>> Begin THE INPUT

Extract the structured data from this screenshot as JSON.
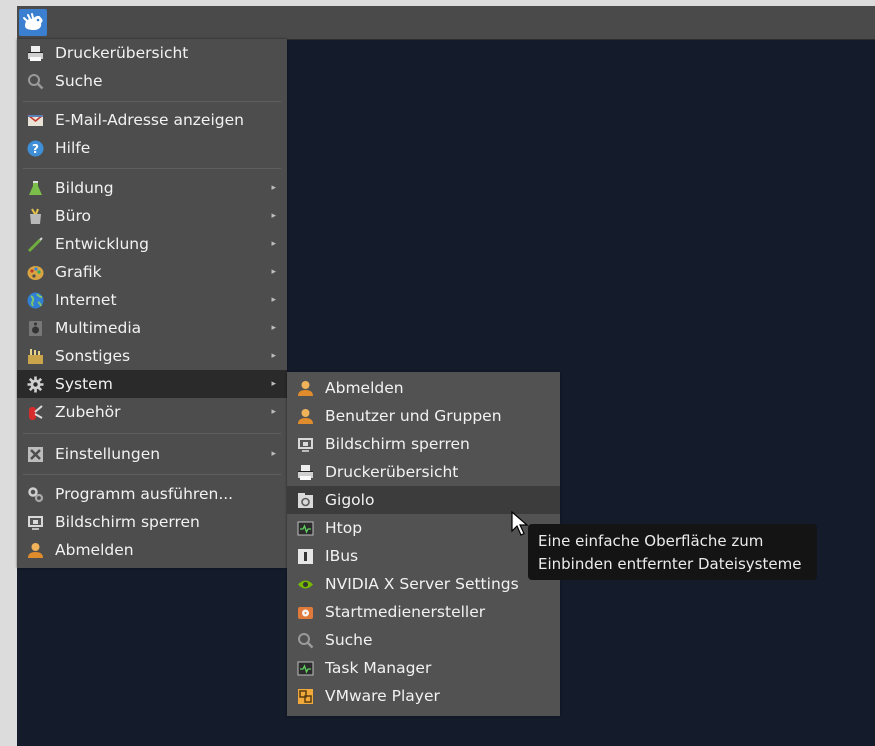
{
  "main_menu": {
    "items": [
      {
        "label": "Druckerübersicht",
        "icon": "printer-icon"
      },
      {
        "label": "Suche",
        "icon": "search-icon"
      },
      {
        "label": "E-Mail-Adresse anzeigen",
        "icon": "email-icon"
      },
      {
        "label": "Hilfe",
        "icon": "help-icon"
      },
      {
        "label": "Bildung",
        "icon": "education-icon",
        "arrow": "▸"
      },
      {
        "label": "Büro",
        "icon": "office-icon",
        "arrow": "▸"
      },
      {
        "label": "Entwicklung",
        "icon": "development-icon",
        "arrow": "▸"
      },
      {
        "label": "Grafik",
        "icon": "graphics-icon",
        "arrow": "▸"
      },
      {
        "label": "Internet",
        "icon": "globe-icon",
        "arrow": "▸"
      },
      {
        "label": "Multimedia",
        "icon": "multimedia-icon",
        "arrow": "▸"
      },
      {
        "label": "Sonstiges",
        "icon": "misc-icon",
        "arrow": "▸"
      },
      {
        "label": "System",
        "icon": "gear-icon",
        "arrow": "▸"
      },
      {
        "label": "Zubehör",
        "icon": "accessories-icon",
        "arrow": "▸"
      },
      {
        "label": "Einstellungen",
        "icon": "settings-icon",
        "arrow": "▸"
      },
      {
        "label": "Programm ausführen...",
        "icon": "run-program-icon"
      },
      {
        "label": "Bildschirm sperren",
        "icon": "lock-screen-icon"
      },
      {
        "label": "Abmelden",
        "icon": "logout-icon"
      }
    ]
  },
  "system_submenu": {
    "items": [
      {
        "label": "Abmelden",
        "icon": "logout-icon"
      },
      {
        "label": "Benutzer und Gruppen",
        "icon": "users-icon"
      },
      {
        "label": "Bildschirm sperren",
        "icon": "lock-screen-icon"
      },
      {
        "label": "Druckerübersicht",
        "icon": "printer-icon"
      },
      {
        "label": "Gigolo",
        "icon": "gigolo-icon"
      },
      {
        "label": "Htop",
        "icon": "terminal-monitor-icon"
      },
      {
        "label": "IBus",
        "icon": "ibus-icon"
      },
      {
        "label": "NVIDIA X Server Settings",
        "icon": "nvidia-icon"
      },
      {
        "label": "Startmedienersteller",
        "icon": "startup-disk-icon"
      },
      {
        "label": "Suche",
        "icon": "search-icon"
      },
      {
        "label": "Task Manager",
        "icon": "task-manager-icon"
      },
      {
        "label": "VMware Player",
        "icon": "vmware-icon"
      }
    ]
  },
  "tooltip": {
    "line1": "Eine einfache Oberfläche zum",
    "line2": "Einbinden entfernter Dateisysteme"
  },
  "colors": {
    "desktop": "#141c2c",
    "panel": "#4a4a4a",
    "menu": "#4d4d4d",
    "highlight": "#2a2a2a",
    "app_button": "#3b7fd0"
  }
}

>> End THE INPUT

THE PROBLEM
Copy out the entries verbatim and leave the images out.

EXPECTED ANSWER
Extract the structured data from this screenshot as JSON.
{
  "main_menu": {
    "items": [
      {
        "label": "Druckerübersicht",
        "icon": "printer-icon"
      },
      {
        "label": "Suche",
        "icon": "search-icon"
      },
      {
        "label": "E-Mail-Adresse anzeigen",
        "icon": "email-icon"
      },
      {
        "label": "Hilfe",
        "icon": "help-icon"
      },
      {
        "label": "Bildung",
        "icon": "education-icon",
        "arrow": "▸"
      },
      {
        "label": "Büro",
        "icon": "office-icon",
        "arrow": "▸"
      },
      {
        "label": "Entwicklung",
        "icon": "development-icon",
        "arrow": "▸"
      },
      {
        "label": "Grafik",
        "icon": "graphics-icon",
        "arrow": "▸"
      },
      {
        "label": "Internet",
        "icon": "globe-icon",
        "arrow": "▸"
      },
      {
        "label": "Multimedia",
        "icon": "multimedia-icon",
        "arrow": "▸"
      },
      {
        "label": "Sonstiges",
        "icon": "misc-icon",
        "arrow": "▸"
      },
      {
        "label": "System",
        "icon": "gear-icon",
        "arrow": "▸"
      },
      {
        "label": "Zubehör",
        "icon": "accessories-icon",
        "arrow": "▸"
      },
      {
        "label": "Einstellungen",
        "icon": "settings-icon",
        "arrow": "▸"
      },
      {
        "label": "Programm ausführen...",
        "icon": "run-program-icon"
      },
      {
        "label": "Bildschirm sperren",
        "icon": "lock-screen-icon"
      },
      {
        "label": "Abmelden",
        "icon": "logout-icon"
      }
    ]
  },
  "system_submenu": {
    "items": [
      {
        "label": "Abmelden",
        "icon": "logout-icon"
      },
      {
        "label": "Benutzer und Gruppen",
        "icon": "users-icon"
      },
      {
        "label": "Bildschirm sperren",
        "icon": "lock-screen-icon"
      },
      {
        "label": "Druckerübersicht",
        "icon": "printer-icon"
      },
      {
        "label": "Gigolo",
        "icon": "gigolo-icon"
      },
      {
        "label": "Htop",
        "icon": "terminal-monitor-icon"
      },
      {
        "label": "IBus",
        "icon": "ibus-icon"
      },
      {
        "label": "NVIDIA X Server Settings",
        "icon": "nvidia-icon"
      },
      {
        "label": "Startmedienersteller",
        "icon": "startup-disk-icon"
      },
      {
        "label": "Suche",
        "icon": "search-icon"
      },
      {
        "label": "Task Manager",
        "icon": "task-manager-icon"
      },
      {
        "label": "VMware Player",
        "icon": "vmware-icon"
      }
    ]
  },
  "tooltip": {
    "line1": "Eine einfache Oberfläche zum",
    "line2": "Einbinden entfernter Dateisysteme"
  },
  "colors": {
    "desktop": "#141c2c",
    "panel": "#4a4a4a",
    "menu": "#4d4d4d",
    "highlight": "#2a2a2a",
    "app_button": "#3b7fd0"
  }
}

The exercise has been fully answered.